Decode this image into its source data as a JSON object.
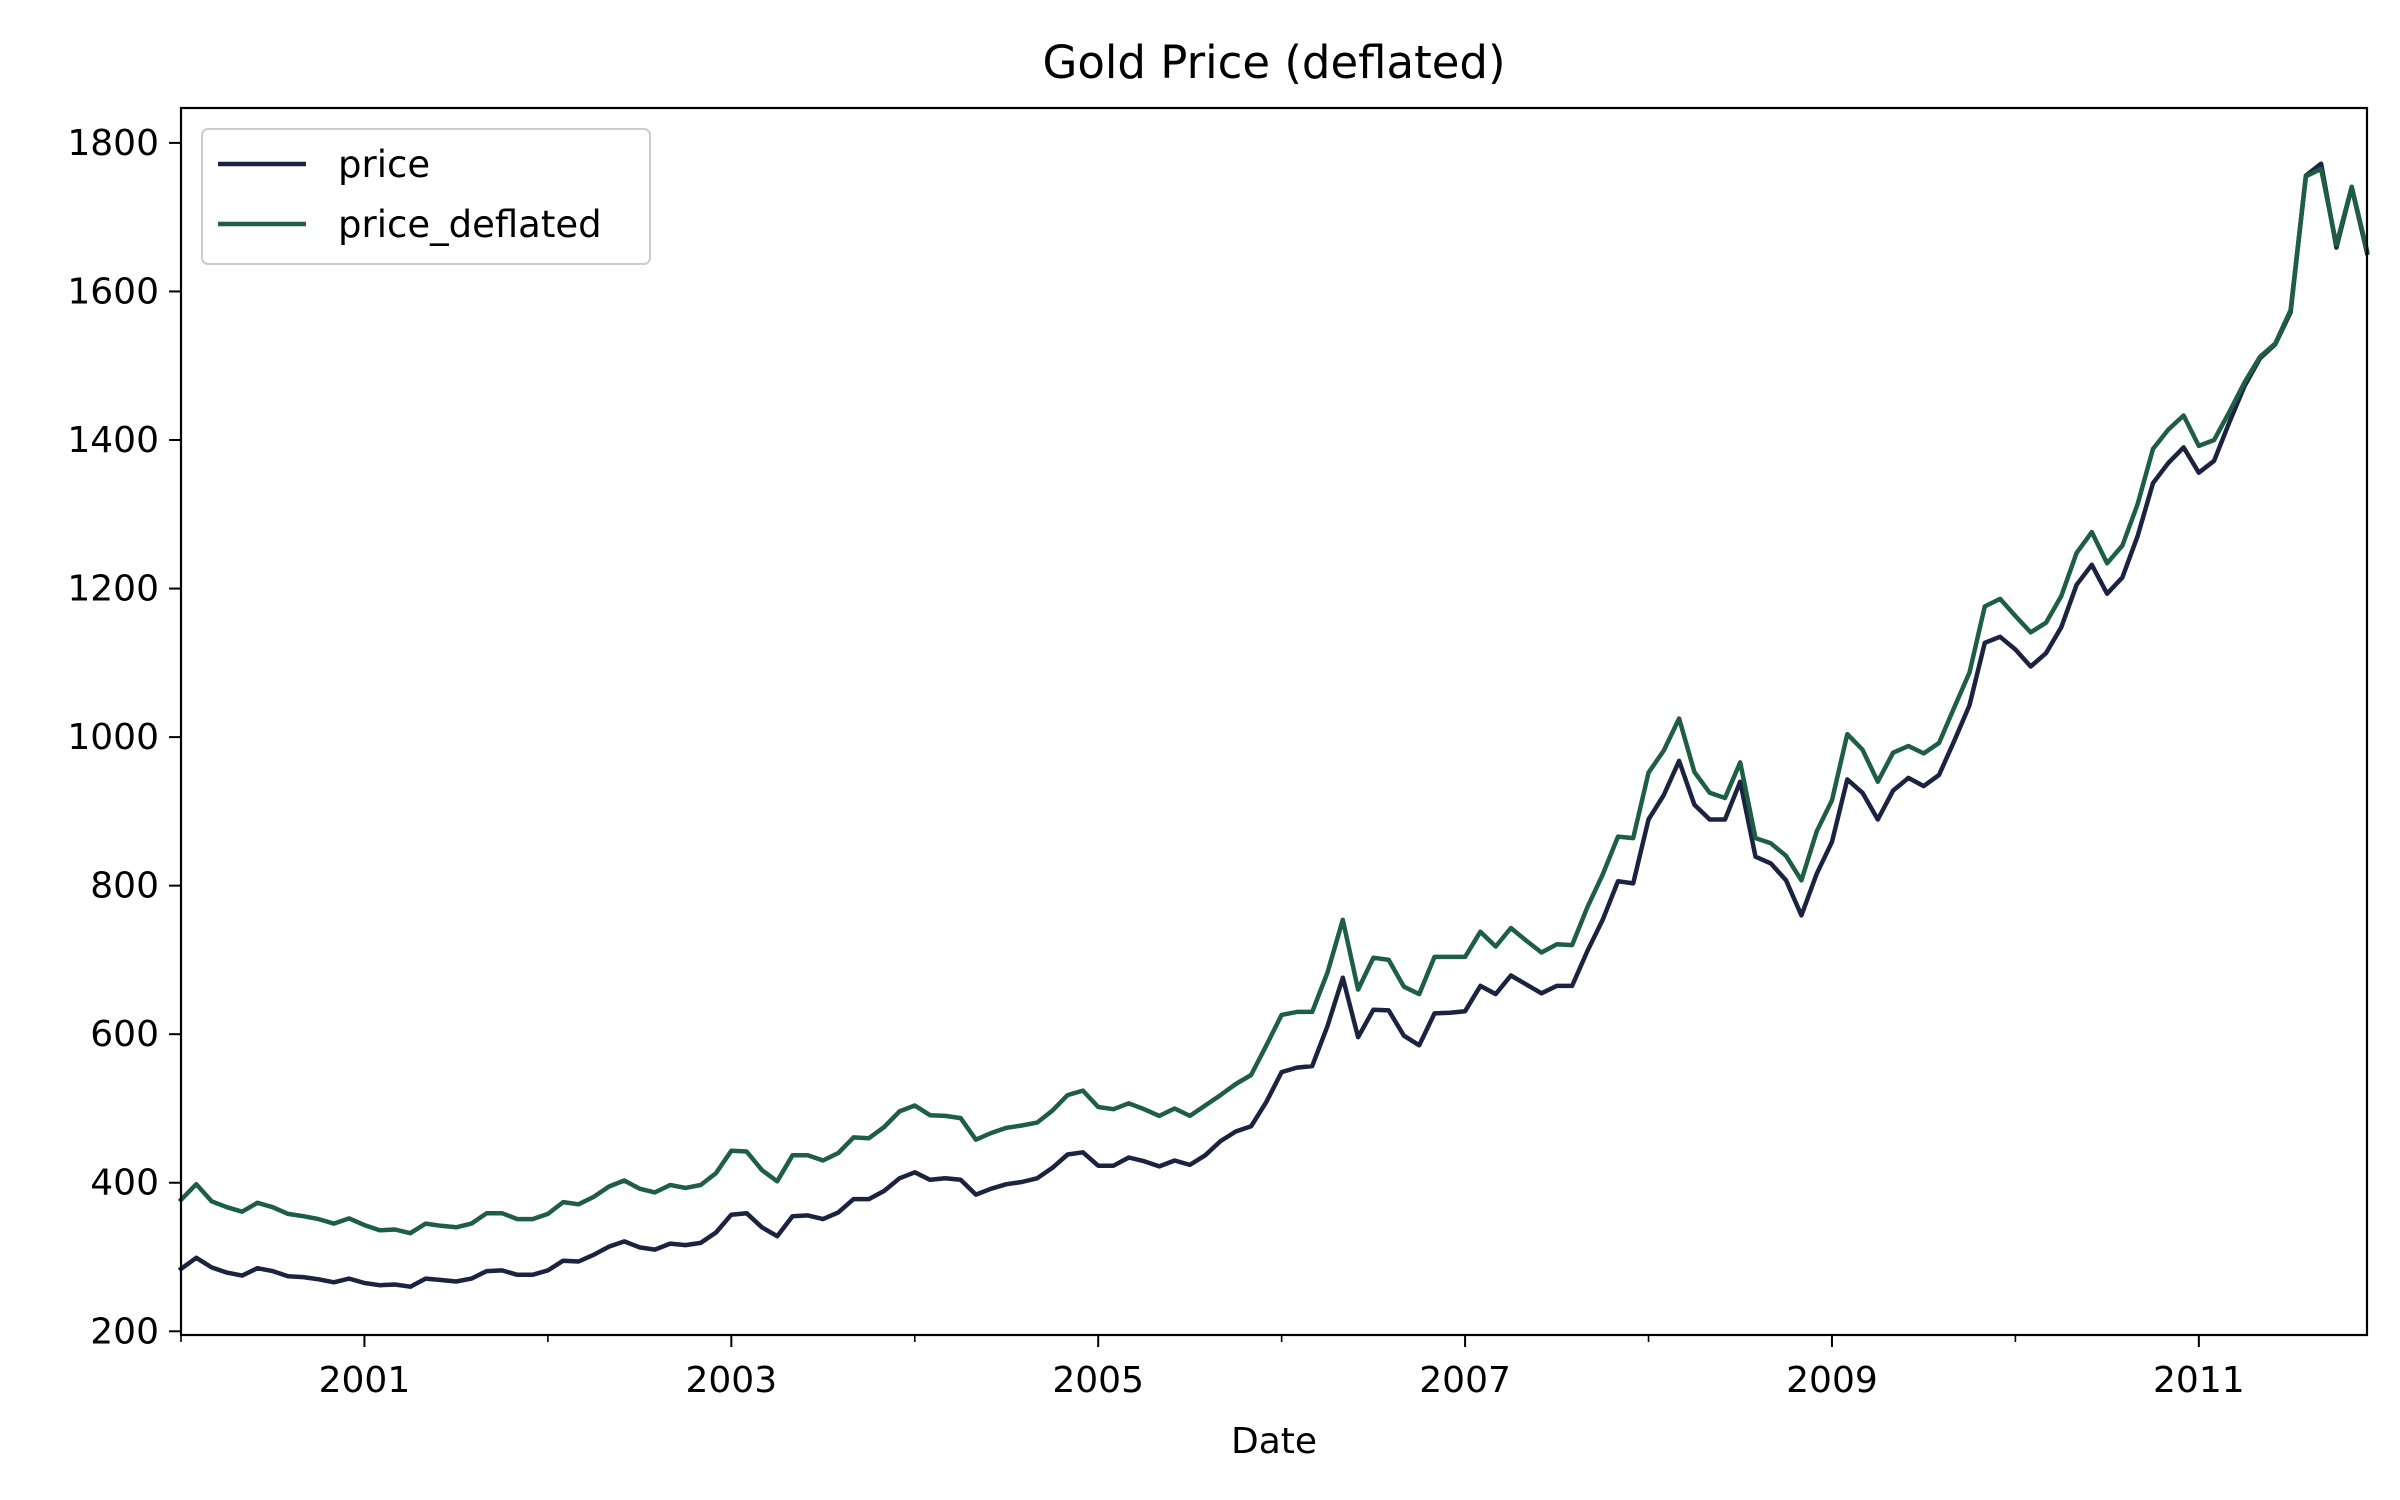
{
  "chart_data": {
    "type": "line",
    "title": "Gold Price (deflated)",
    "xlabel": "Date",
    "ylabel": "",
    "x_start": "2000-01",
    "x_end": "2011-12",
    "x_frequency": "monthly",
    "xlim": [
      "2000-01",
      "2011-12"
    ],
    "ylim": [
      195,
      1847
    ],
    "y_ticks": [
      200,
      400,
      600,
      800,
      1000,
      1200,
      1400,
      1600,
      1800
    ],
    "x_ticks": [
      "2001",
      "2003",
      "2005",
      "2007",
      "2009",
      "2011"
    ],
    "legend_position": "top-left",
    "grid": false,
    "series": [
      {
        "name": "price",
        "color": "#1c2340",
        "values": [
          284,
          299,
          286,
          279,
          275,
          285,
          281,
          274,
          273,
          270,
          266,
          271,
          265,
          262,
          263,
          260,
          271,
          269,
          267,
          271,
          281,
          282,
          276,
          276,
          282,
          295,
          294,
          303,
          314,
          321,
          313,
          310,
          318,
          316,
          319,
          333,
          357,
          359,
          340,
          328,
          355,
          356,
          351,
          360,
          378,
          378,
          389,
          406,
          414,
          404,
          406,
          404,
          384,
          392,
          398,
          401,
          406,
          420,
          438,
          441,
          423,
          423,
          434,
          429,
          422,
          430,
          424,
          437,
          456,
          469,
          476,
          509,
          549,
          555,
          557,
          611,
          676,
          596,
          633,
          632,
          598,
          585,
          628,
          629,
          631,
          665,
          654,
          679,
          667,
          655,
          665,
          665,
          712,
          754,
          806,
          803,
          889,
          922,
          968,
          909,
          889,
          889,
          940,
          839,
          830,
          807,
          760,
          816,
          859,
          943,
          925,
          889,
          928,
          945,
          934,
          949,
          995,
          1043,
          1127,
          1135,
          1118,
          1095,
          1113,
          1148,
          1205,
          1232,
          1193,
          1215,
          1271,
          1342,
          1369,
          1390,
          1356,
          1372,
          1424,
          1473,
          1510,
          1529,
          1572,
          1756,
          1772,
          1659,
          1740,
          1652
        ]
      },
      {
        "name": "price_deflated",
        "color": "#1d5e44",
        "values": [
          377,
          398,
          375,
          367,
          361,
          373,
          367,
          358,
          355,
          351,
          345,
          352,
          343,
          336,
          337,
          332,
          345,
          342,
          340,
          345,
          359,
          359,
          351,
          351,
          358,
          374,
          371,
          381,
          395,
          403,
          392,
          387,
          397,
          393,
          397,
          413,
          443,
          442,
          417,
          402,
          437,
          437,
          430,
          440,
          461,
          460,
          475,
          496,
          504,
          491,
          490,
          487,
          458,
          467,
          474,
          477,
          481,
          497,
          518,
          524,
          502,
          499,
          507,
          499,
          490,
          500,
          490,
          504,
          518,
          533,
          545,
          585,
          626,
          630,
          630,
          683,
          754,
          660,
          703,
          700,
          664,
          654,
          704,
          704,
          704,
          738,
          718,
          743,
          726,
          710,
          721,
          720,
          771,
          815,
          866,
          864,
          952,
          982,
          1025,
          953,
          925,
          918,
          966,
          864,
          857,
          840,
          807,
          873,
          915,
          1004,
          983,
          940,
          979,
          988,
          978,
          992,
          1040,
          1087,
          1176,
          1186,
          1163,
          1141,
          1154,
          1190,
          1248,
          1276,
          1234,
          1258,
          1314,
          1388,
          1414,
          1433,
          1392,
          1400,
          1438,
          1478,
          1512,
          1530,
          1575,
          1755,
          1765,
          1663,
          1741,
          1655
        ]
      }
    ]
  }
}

····················

Exercise details = Could you repeat all of the material exactly? Pictures should not be copied.

Worked solution =
Decode this image into its source data as a JSON object.
{
  "chart_data": {
    "type": "line",
    "title": "Gold Price (deflated)",
    "xlabel": "Date",
    "ylabel": "",
    "x_start": "2000-01",
    "x_end": "2011-12",
    "x_frequency": "monthly",
    "xlim": [
      "2000-01",
      "2011-12"
    ],
    "ylim": [
      195,
      1847
    ],
    "y_ticks": [
      200,
      400,
      600,
      800,
      1000,
      1200,
      1400,
      1600,
      1800
    ],
    "x_ticks": [
      "2001",
      "2003",
      "2005",
      "2007",
      "2009",
      "2011"
    ],
    "legend_position": "top-left",
    "grid": false,
    "series": [
      {
        "name": "price",
        "color": "#1c2340",
        "values": [
          284,
          299,
          286,
          279,
          275,
          285,
          281,
          274,
          273,
          270,
          266,
          271,
          265,
          262,
          263,
          260,
          271,
          269,
          267,
          271,
          281,
          282,
          276,
          276,
          282,
          295,
          294,
          303,
          314,
          321,
          313,
          310,
          318,
          316,
          319,
          333,
          357,
          359,
          340,
          328,
          355,
          356,
          351,
          360,
          378,
          378,
          389,
          406,
          414,
          404,
          406,
          404,
          384,
          392,
          398,
          401,
          406,
          420,
          438,
          441,
          423,
          423,
          434,
          429,
          422,
          430,
          424,
          437,
          456,
          469,
          476,
          509,
          549,
          555,
          557,
          611,
          676,
          596,
          633,
          632,
          598,
          585,
          628,
          629,
          631,
          665,
          654,
          679,
          667,
          655,
          665,
          665,
          712,
          754,
          806,
          803,
          889,
          922,
          968,
          909,
          889,
          889,
          940,
          839,
          830,
          807,
          760,
          816,
          859,
          943,
          925,
          889,
          928,
          945,
          934,
          949,
          995,
          1043,
          1127,
          1135,
          1118,
          1095,
          1113,
          1148,
          1205,
          1232,
          1193,
          1215,
          1271,
          1342,
          1369,
          1390,
          1356,
          1372,
          1424,
          1473,
          1510,
          1529,
          1572,
          1756,
          1772,
          1659,
          1740,
          1652
        ]
      },
      {
        "name": "price_deflated",
        "color": "#1d5e44",
        "values": [
          377,
          398,
          375,
          367,
          361,
          373,
          367,
          358,
          355,
          351,
          345,
          352,
          343,
          336,
          337,
          332,
          345,
          342,
          340,
          345,
          359,
          359,
          351,
          351,
          358,
          374,
          371,
          381,
          395,
          403,
          392,
          387,
          397,
          393,
          397,
          413,
          443,
          442,
          417,
          402,
          437,
          437,
          430,
          440,
          461,
          460,
          475,
          496,
          504,
          491,
          490,
          487,
          458,
          467,
          474,
          477,
          481,
          497,
          518,
          524,
          502,
          499,
          507,
          499,
          490,
          500,
          490,
          504,
          518,
          533,
          545,
          585,
          626,
          630,
          630,
          683,
          754,
          660,
          703,
          700,
          664,
          654,
          704,
          704,
          704,
          738,
          718,
          743,
          726,
          710,
          721,
          720,
          771,
          815,
          866,
          864,
          952,
          982,
          1025,
          953,
          925,
          918,
          966,
          864,
          857,
          840,
          807,
          873,
          915,
          1004,
          983,
          940,
          979,
          988,
          978,
          992,
          1040,
          1087,
          1176,
          1186,
          1163,
          1141,
          1154,
          1190,
          1248,
          1276,
          1234,
          1258,
          1314,
          1388,
          1414,
          1433,
          1392,
          1400,
          1438,
          1478,
          1512,
          1530,
          1575,
          1755,
          1765,
          1663,
          1741,
          1655
        ]
      }
    ]
  }
}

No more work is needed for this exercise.